- _Your goal_: Your task is to transcribe the records exactly, skipping every image.

- _Data_:
____________

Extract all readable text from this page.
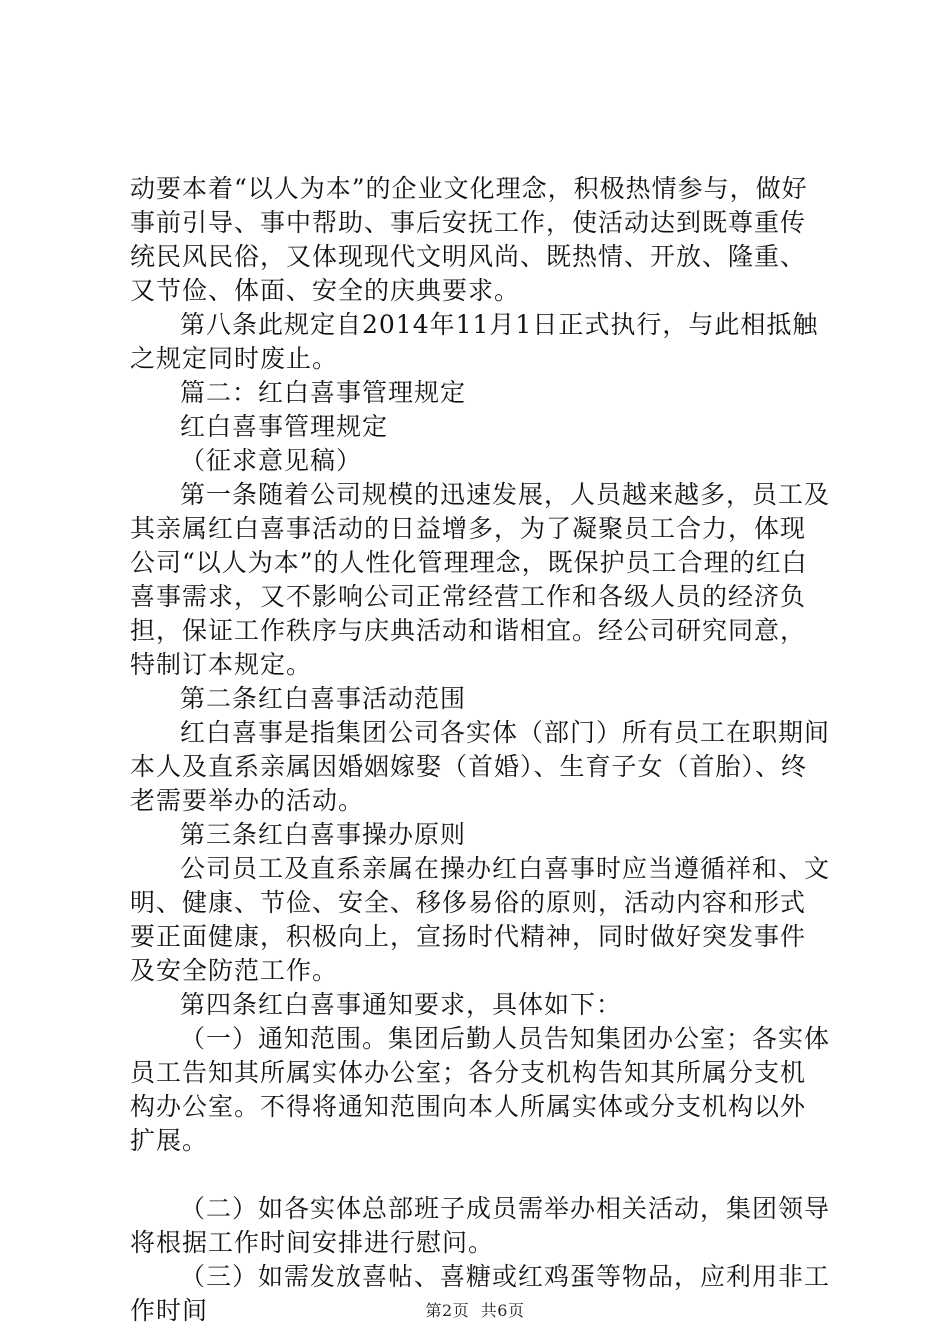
动要本着“以人为本”的企业文化理念，积极热情参与，做好事前引导、事中帮助、事后安抚工作，使活动达到既尊重传统民风民俗，又体现现代文明风尚、既热情、开放、隆重、又节俭、体面、安全的庆典要求。

第八条此规定自2014年11月1日正式执行，与此相抵触之规定同时废止。

篇二：红白喜事管理规定

红白喜事管理规定

（征求意见稿）

第一条随着公司规模的迅速发展，人员越来越多，员工及其亲属红白喜事活动的日益增多，为了凝聚员工合力，体现公司“以人为本”的人性化管理理念，既保护员工合理的红白喜事需求，又不影响公司正常经营工作和各级人员的经济负担，保证工作秩序与庆典活动和谐相宜。经公司研究同意，特制订本规定。

第二条红白喜事活动范围

红白喜事是指集团公司各实体（部门）所有员工在职期间本人及直系亲属因婚姻嫁娶（首婚）、生育子女（首胎）、终老需要举办的活动。

第三条红白喜事操办原则

公司员工及直系亲属在操办红白喜事时应当遵循祥和、文明、健康、节俭、安全、移侈易俗的原则，活动内容和形式要正面健康，积极向上，宣扬时代精神，同时做好突发事件及安全防范工作。

第四条红白喜事通知要求，具体如下：

（一）通知范围。集团后勤人员告知集团办公室；各实体员工告知其所属实体办公室；各分支机构告知其所属分支机构办公室。不得将通知范围向本人所属实体或分支机构以外扩展。

（二）如各实体总部班子成员需举办相关活动，集团领导将根据工作时间安排进行慰问。

（三）如需发放喜帖、喜糖或红鸡蛋等物品，应利用非工作时间	第2页 共6页
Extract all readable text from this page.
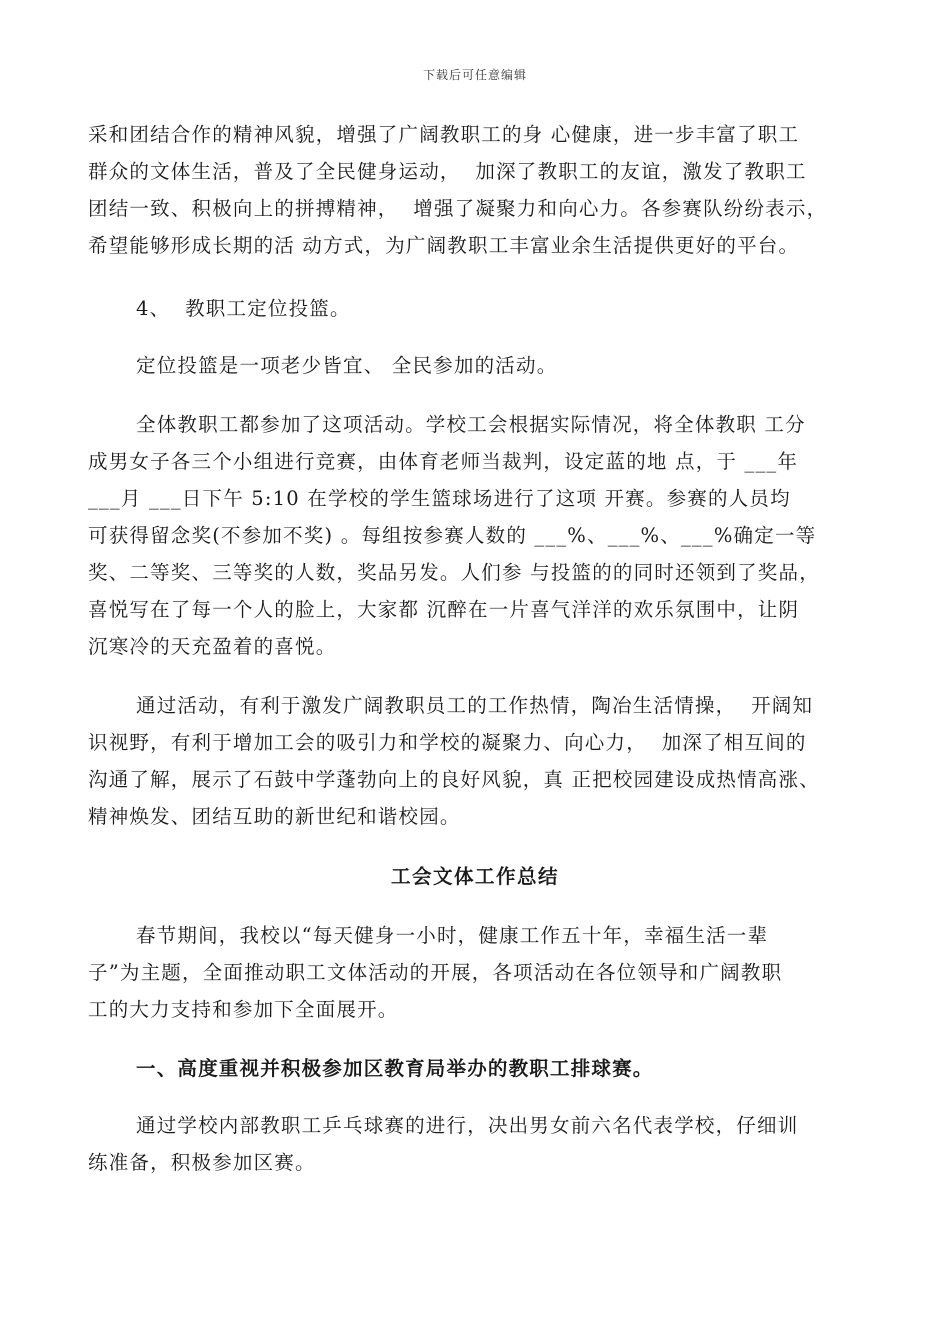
下载后可任意编辑
采和团结合作的精神风貌，增强了广阔教职工的身 心健康，进一步丰富了职工
群众的文体生活，普及了全民健身运动，  加深了教职工的友谊，激发了教职工
团结一致、积极向上的拼搏精神，  增强了凝聚力和向心力。各参赛队纷纷表示，
希望能够形成长期的活 动方式，为广阔教职工丰富业余生活提供更好的平台。
4、  教职工定位投篮。
定位投篮是一项老少皆宜、 全民参加的活动。
全体教职工都参加了这项活动。学校工会根据实际情况，将全体教职 工分
成男女子各三个小组进行竞赛，由体育老师当裁判，设定蓝的地 点，于 ___年
___月 ___日下午 5:10 在学校的学生篮球场进行了这项 开赛。参赛的人员均
可获得留念奖(不参加不奖) 。每组按参赛人数的 ___%、___%、___%确定一等
奖、二等奖、三等奖的人数，奖品另发。人们参 与投篮的的同时还领到了奖品，
喜悦写在了每一个人的脸上，大家都 沉醉在一片喜气洋洋的欢乐氛围中，让阴
沉寒冷的天充盈着的喜悦。
通过活动，有利于激发广阔教职员工的工作热情，陶冶生活情操，  开阔知
识视野，有利于增加工会的吸引力和学校的凝聚力、向心力，  加深了相互间的
沟通了解，展示了石鼓中学蓬勃向上的良好风貌，真 正把校园建设成热情高涨、
精神焕发、团结互助的新世纪和谐校园。
工会文体工作总结
春节期间，我校以“每天健身一小时，健康工作五十年，幸福生活一辈
子”为主题，全面推动职工文体活动的开展，各项活动在各位领导和广阔教职
工的大力支持和参加下全面展开。
一、高度重视并积极参加区教育局举办的教职工排球赛。
通过学校内部教职工乒乓球赛的进行，决出男女前六名代表学校，仔细训
练准备，积极参加区赛。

____________

- _Answer for this exercise_:
Extract all readable text from this page.
动要本着“以人为本”的企业文化理念，积极热情参与，做好事前引导、事中帮助、事后安抚工作，使活动达到既尊重传统民风民俗，又体现现代文明风尚、既热情、开放、隆重、又节俭、体面、安全的庆典要求。

第八条此规定自2014年11月1日正式执行，与此相抵触之规定同时废止。

篇二：红白喜事管理规定

红白喜事管理规定

（征求意见稿）

第一条随着公司规模的迅速发展，人员越来越多，员工及其亲属红白喜事活动的日益增多，为了凝聚员工合力，体现公司“以人为本”的人性化管理理念，既保护员工合理的红白喜事需求，又不影响公司正常经营工作和各级人员的经济负担，保证工作秩序与庆典活动和谐相宜。经公司研究同意，特制订本规定。

第二条红白喜事活动范围

红白喜事是指集团公司各实体（部门）所有员工在职期间本人及直系亲属因婚姻嫁娶（首婚）、生育子女（首胎）、终老需要举办的活动。

第三条红白喜事操办原则

公司员工及直系亲属在操办红白喜事时应当遵循祥和、文明、健康、节俭、安全、移侈易俗的原则，活动内容和形式要正面健康，积极向上，宣扬时代精神，同时做好突发事件及安全防范工作。

第四条红白喜事通知要求，具体如下：

（一）通知范围。集团后勤人员告知集团办公室；各实体员工告知其所属实体办公室；各分支机构告知其所属分支机构办公室。不得将通知范围向本人所属实体或分支机构以外扩展。

（二）如各实体总部班子成员需举办相关活动，集团领导将根据工作时间安排进行慰问。

（三）如需发放喜帖、喜糖或红鸡蛋等物品，应利用非工作时间	第2页 共6页
Extract all readable text from this page.
下载后可任意编辑
采和团结合作的精神风貌，增强了广阔教职工的身 心健康，进一步丰富了职工
群众的文体生活，普及了全民健身运动，  加深了教职工的友谊，激发了教职工
团结一致、积极向上的拼搏精神，  增强了凝聚力和向心力。各参赛队纷纷表示，
希望能够形成长期的活 动方式，为广阔教职工丰富业余生活提供更好的平台。
4、  教职工定位投篮。
定位投篮是一项老少皆宜、 全民参加的活动。
全体教职工都参加了这项活动。学校工会根据实际情况，将全体教职 工分
成男女子各三个小组进行竞赛，由体育老师当裁判，设定蓝的地 点，于 ___年
___月 ___日下午 5:10 在学校的学生篮球场进行了这项 开赛。参赛的人员均
可获得留念奖(不参加不奖) 。每组按参赛人数的 ___%、___%、___%确定一等
奖、二等奖、三等奖的人数，奖品另发。人们参 与投篮的的同时还领到了奖品，
喜悦写在了每一个人的脸上，大家都 沉醉在一片喜气洋洋的欢乐氛围中，让阴
沉寒冷的天充盈着的喜悦。
通过活动，有利于激发广阔教职员工的工作热情，陶冶生活情操，  开阔知
识视野，有利于增加工会的吸引力和学校的凝聚力、向心力，  加深了相互间的
沟通了解，展示了石鼓中学蓬勃向上的良好风貌，真 正把校园建设成热情高涨、
精神焕发、团结互助的新世纪和谐校园。
工会文体工作总结
春节期间，我校以“每天健身一小时，健康工作五十年，幸福生活一辈
子”为主题，全面推动职工文体活动的开展，各项活动在各位领导和广阔教职
工的大力支持和参加下全面展开。
一、高度重视并积极参加区教育局举办的教职工排球赛。
通过学校内部教职工乒乓球赛的进行，决出男女前六名代表学校，仔细训
练准备，积极参加区赛。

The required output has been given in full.